- _REQUEST_: Hunt for the word "label" across the entries below, copying each line that holds it.

- _ENTRIES SUPPLIED_:
+ + + +
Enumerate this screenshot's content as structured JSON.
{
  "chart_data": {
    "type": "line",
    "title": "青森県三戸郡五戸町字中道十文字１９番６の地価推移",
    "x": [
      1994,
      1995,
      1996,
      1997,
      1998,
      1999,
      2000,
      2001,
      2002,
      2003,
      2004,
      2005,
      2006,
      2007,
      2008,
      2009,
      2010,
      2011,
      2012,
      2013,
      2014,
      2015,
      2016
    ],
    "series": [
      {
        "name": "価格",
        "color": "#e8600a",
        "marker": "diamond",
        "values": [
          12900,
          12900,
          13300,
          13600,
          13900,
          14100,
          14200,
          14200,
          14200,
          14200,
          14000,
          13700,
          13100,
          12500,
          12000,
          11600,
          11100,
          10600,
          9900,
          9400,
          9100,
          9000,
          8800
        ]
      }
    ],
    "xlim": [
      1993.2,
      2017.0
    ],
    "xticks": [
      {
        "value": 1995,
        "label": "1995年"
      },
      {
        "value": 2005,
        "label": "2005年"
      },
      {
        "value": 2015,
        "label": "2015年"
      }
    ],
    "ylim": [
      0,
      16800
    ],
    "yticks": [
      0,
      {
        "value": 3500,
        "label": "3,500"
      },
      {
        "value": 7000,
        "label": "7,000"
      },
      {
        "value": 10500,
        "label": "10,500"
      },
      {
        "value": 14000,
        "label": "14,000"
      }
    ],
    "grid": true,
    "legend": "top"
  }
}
+ + + +
- _FINAL ANSWER_:
        "label": "1995年"
        "label": "2005年"
        "label": "2015年"
        "label": "3,500"
        "label": "7,000"
        "label": "10,500"
        "label": "14,000"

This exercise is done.